◆ **Exercise**:
Pick out every line holding the string "comme" and copy it.

Extracted records
===

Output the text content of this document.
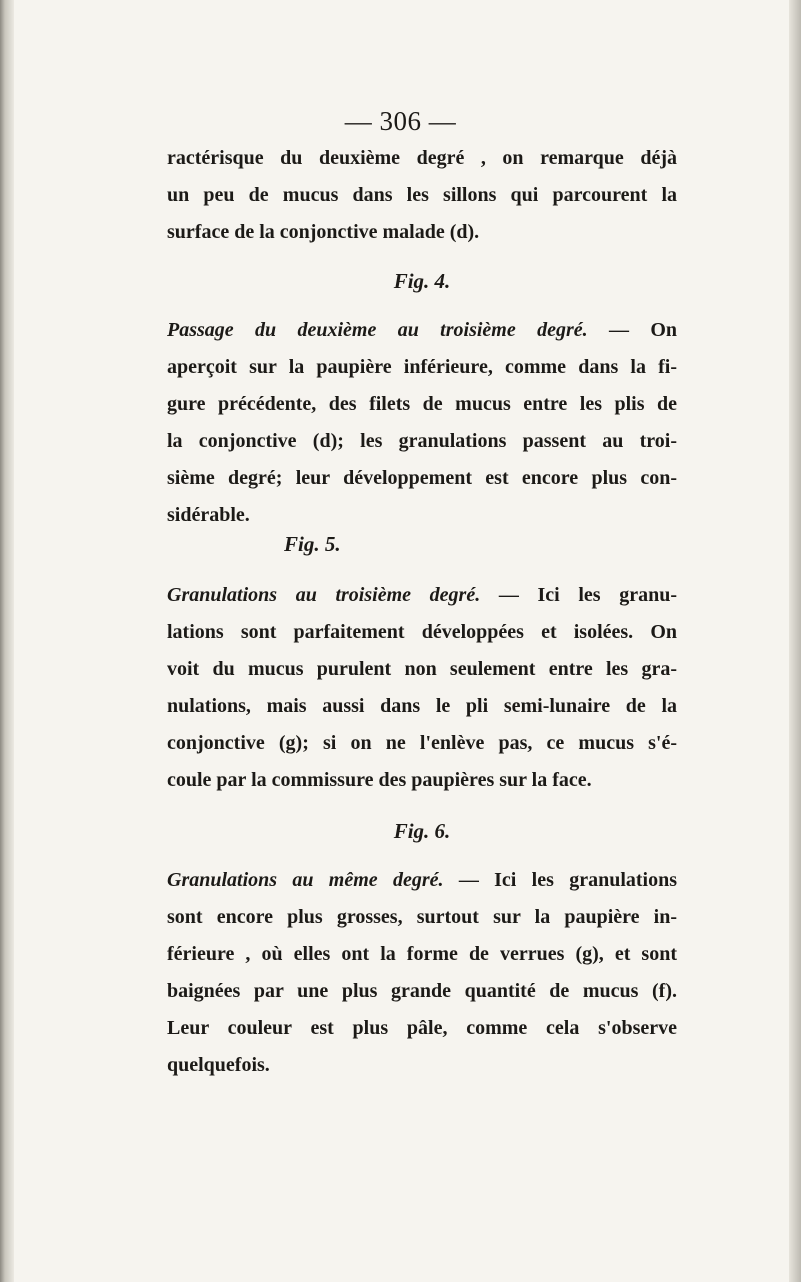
— 306 —
ractérisque du deuxième degré , on remarque déjà
un peu de mucus dans les sillons qui parcourent la
surface de la conjonctive malade (d).
Fig. 4.
Passage du deuxième au troisième degré. — On
aperçoit sur la paupière inférieure, comme dans la fi-
gure précédente, des filets de mucus entre les plis de
la conjonctive (d); les granulations passent au troi-
sième degré; leur développement est encore plus con-
sidérable.
Fig. 5.
Granulations au troisième degré. — Ici les granu-
lations sont parfaitement développées et isolées. On
voit du mucus purulent non seulement entre les gra-
nulations, mais aussi dans le pli semi-lunaire de la
conjonctive (g); si on ne l'enlève pas, ce mucus s'é-
coule par la commissure des paupières sur la face.
Fig. 6.
Granulations au même degré. — Ici les granulations
sont encore plus grosses, surtout sur la paupière in-
férieure , où elles ont la forme de verrues (g), et sont
baignées par une plus grande quantité de mucus (f).
Leur couleur est plus pâle, comme cela s'observe
quelquefois.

===

◆ **Exercise result**:
aperçoit sur la paupière inférieure, comme dans la fi-
Leur couleur est plus pâle, comme cela s'observe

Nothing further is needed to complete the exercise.